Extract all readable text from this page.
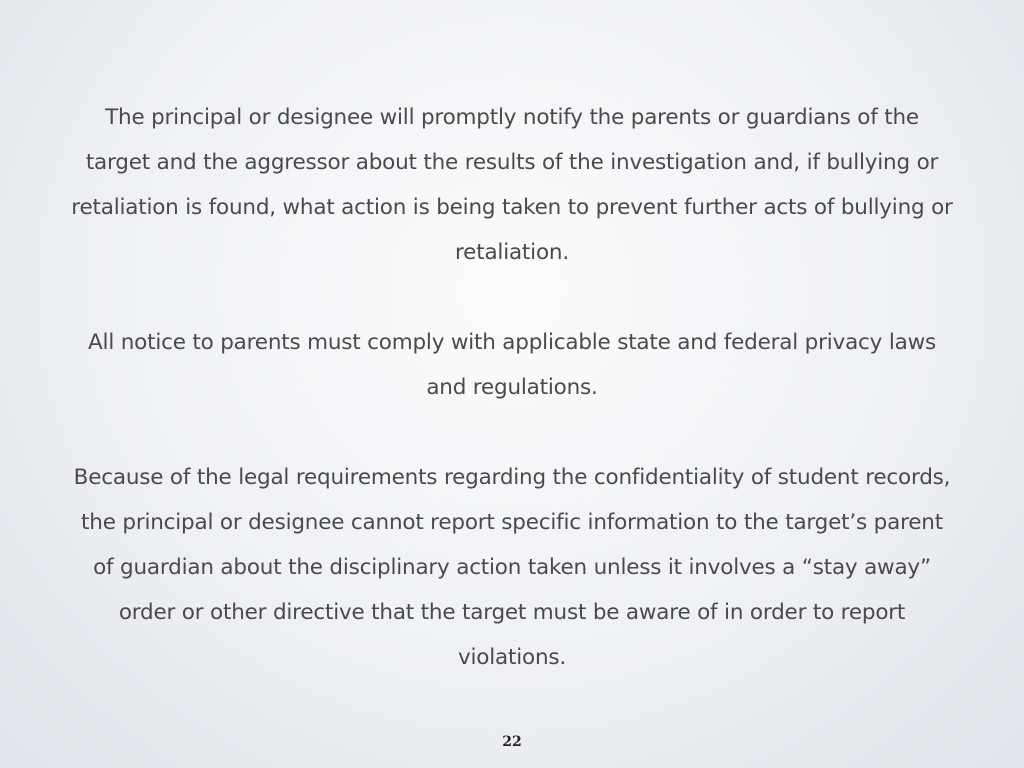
The principal or designee will promptly notify the parents or guardians of the target and the aggressor about the results of the investigation and, if bullying or retaliation is found, what action is being taken to prevent further acts of bullying or retaliation.

All notice to parents must comply with applicable state and federal privacy laws and regulations.

Because of the legal requirements regarding the confidentiality of student records, the principal or designee cannot report specific information to the target’s parent of guardian about the disciplinary action taken unless it involves a “stay away” order or other directive that the target must be aware of in order to report violations.

22
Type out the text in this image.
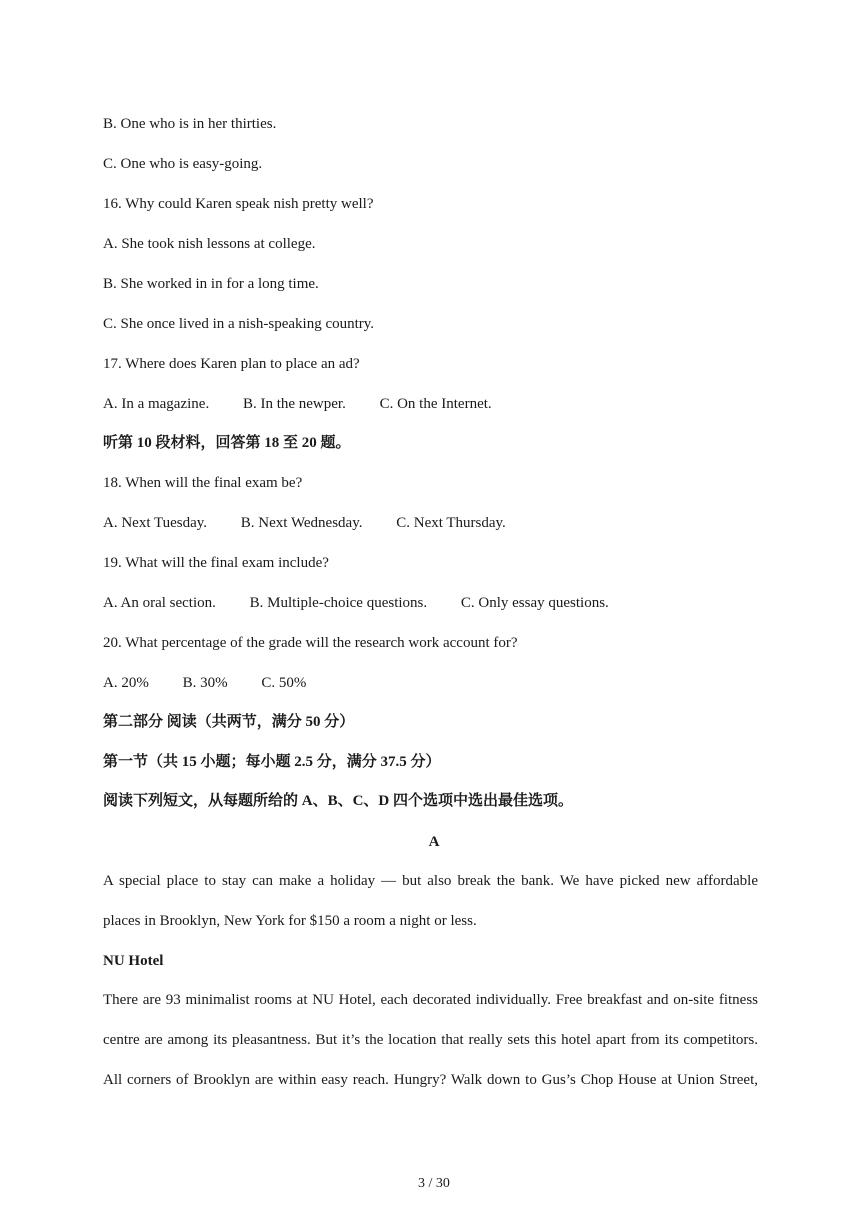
B. One who is in her thirties.
C. One who is easy-going.
16. Why could Karen speak nish pretty well?
A. She took nish lessons at college.
B. She worked in in for a long time.
C. She once lived in a nish-speaking country.
17. Where does Karen plan to place an ad?
A. In a magazine. B. In the newper. C. On the Internet.
听第 10 段材料，回答第 18 至 20 题。
18. When will the final exam be?
A. Next Tuesday. B. Next Wednesday. C. Next Thursday.
19. What will the final exam include?
A. An oral section. B. Multiple-choice questions. C. Only essay questions.
20. What percentage of the grade will the research work account for?
A. 20% B. 30% C. 50%
第二部分 阅读（共两节，满分 50 分）
第一节（共 15 小题；每小题 2.5 分，满分 37.5 分）
阅读下列短文，从每题所给的 A、B、C、D 四个选项中选出最佳选项。
A
A special place to stay can make a holiday — but also break the bank. We have picked new affordable
places in Brooklyn, New York for $150 a room a night or less.
NU Hotel
There are 93 minimalist rooms at NU Hotel, each decorated individually. Free breakfast and on-site fitness
centre are among its pleasantness. But it’s the location that really sets this hotel apart from its competitors.
All corners of Brooklyn are within easy reach. Hungry? Walk down to Gus’s Chop House at Union Street,
3 / 30
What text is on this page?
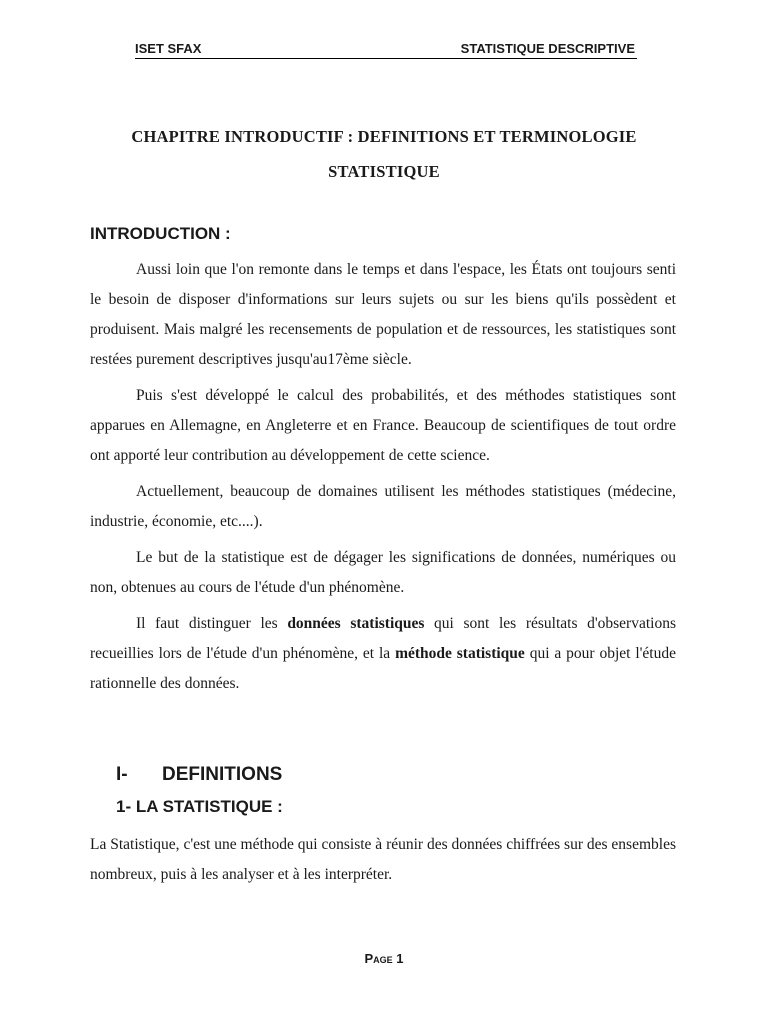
ISET SFAX	STATISTIQUE DESCRIPTIVE
CHAPITRE INTRODUCTIF : DEFINITIONS ET TERMINOLOGIE
STATISTIQUE
INTRODUCTION :

Aussi loin que l'on remonte dans le temps et dans l'espace, les États ont toujours senti le besoin de disposer d'informations sur leurs sujets ou sur les biens qu'ils possèdent et produisent. Mais malgré les recensements de population et de ressources, les statistiques sont restées purement descriptives jusqu'au17ème siècle.

Puis s'est développé le calcul des probabilités, et des méthodes statistiques sont apparues en Allemagne, en Angleterre et en France. Beaucoup de scientifiques de tout ordre ont apporté leur contribution au développement de cette science.

Actuellement, beaucoup de domaines utilisent les méthodes statistiques (médecine, industrie, économie, etc....).

Le but de la statistique est de dégager les significations de données, numériques ou non, obtenues au cours de l'étude d'un phénomène.

Il faut distinguer les données statistiques qui sont les résultats d'observations recueillies lors de l'étude d'un phénomène, et la méthode statistique qui a pour objet l'étude rationnelle des données.

I- DEFINITIONS
1- LA STATISTIQUE :

La Statistique, c'est une méthode qui consiste à réunir des données chiffrées sur des ensembles nombreux, puis à les analyser et à les interpréter.

Page 1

========

* WORK REQUIRED:
Tally the lines of the listing in which the word "from" occurs, and state the total alone.

* ANSWER TO THE PROBLEM:
2